> **Written exercise**: Copy out all of the data below with no alterations.

○ ○ ○ ○

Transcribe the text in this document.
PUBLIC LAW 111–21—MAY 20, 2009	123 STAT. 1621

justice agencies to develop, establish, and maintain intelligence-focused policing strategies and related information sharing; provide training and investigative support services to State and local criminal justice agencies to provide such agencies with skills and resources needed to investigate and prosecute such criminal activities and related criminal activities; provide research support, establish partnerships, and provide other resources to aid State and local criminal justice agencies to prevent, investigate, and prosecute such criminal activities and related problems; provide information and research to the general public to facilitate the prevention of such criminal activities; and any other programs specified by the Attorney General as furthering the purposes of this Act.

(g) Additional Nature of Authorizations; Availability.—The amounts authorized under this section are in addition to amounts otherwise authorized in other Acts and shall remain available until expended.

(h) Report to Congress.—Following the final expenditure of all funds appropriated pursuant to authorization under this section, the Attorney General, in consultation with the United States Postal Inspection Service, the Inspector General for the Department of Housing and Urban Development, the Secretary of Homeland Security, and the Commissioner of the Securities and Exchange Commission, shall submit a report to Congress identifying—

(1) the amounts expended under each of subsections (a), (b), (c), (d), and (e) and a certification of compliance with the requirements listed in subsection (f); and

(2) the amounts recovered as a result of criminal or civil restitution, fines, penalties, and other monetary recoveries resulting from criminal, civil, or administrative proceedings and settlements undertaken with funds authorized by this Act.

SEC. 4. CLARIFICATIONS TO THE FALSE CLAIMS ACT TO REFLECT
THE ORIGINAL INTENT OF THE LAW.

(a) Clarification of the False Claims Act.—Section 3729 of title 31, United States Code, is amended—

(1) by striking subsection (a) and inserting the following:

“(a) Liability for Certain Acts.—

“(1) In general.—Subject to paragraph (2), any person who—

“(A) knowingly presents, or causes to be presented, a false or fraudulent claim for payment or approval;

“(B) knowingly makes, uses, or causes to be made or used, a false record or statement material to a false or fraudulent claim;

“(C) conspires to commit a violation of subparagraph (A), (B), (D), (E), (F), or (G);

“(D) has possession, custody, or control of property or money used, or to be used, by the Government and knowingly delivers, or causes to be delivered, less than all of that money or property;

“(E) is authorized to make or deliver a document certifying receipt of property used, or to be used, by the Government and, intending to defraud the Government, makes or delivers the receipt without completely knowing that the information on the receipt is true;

○ ○ ○ ○

> **Result of this task**:
Transcribe the text in this document.
PUBLIC LAW 111–21—MAY 20, 2009	123 STAT. 1621

justice agencies to develop, establish, and maintain intelligence-focused policing strategies and related information sharing; provide training and investigative support services to State and local criminal justice agencies to provide such agencies with skills and resources needed to investigate and prosecute such criminal activities and related criminal activities; provide research support, establish partnerships, and provide other resources to aid State and local criminal justice agencies to prevent, investigate, and prosecute such criminal activities and related problems; provide information and research to the general public to facilitate the prevention of such criminal activities; and any other programs specified by the Attorney General as furthering the purposes of this Act.

(g) Additional Nature of Authorizations; Availability.—The amounts authorized under this section are in addition to amounts otherwise authorized in other Acts and shall remain available until expended.

(h) Report to Congress.—Following the final expenditure of all funds appropriated pursuant to authorization under this section, the Attorney General, in consultation with the United States Postal Inspection Service, the Inspector General for the Department of Housing and Urban Development, the Secretary of Homeland Security, and the Commissioner of the Securities and Exchange Commission, shall submit a report to Congress identifying—

(1) the amounts expended under each of subsections (a), (b), (c), (d), and (e) and a certification of compliance with the requirements listed in subsection (f); and

(2) the amounts recovered as a result of criminal or civil restitution, fines, penalties, and other monetary recoveries resulting from criminal, civil, or administrative proceedings and settlements undertaken with funds authorized by this Act.

SEC. 4. CLARIFICATIONS TO THE FALSE CLAIMS ACT TO REFLECT
THE ORIGINAL INTENT OF THE LAW.

(a) Clarification of the False Claims Act.—Section 3729 of title 31, United States Code, is amended—

(1) by striking subsection (a) and inserting the following:

“(a) Liability for Certain Acts.—

“(1) In general.—Subject to paragraph (2), any person who—

“(A) knowingly presents, or causes to be presented, a false or fraudulent claim for payment or approval;

“(B) knowingly makes, uses, or causes to be made or used, a false record or statement material to a false or fraudulent claim;

“(C) conspires to commit a violation of subparagraph (A), (B), (D), (E), (F), or (G);

“(D) has possession, custody, or control of property or money used, or to be used, by the Government and knowingly delivers, or causes to be delivered, less than all of that money or property;

“(E) is authorized to make or deliver a document certifying receipt of property used, or to be used, by the Government and, intending to defraud the Government, makes or delivers the receipt without completely knowing that the information on the receipt is true;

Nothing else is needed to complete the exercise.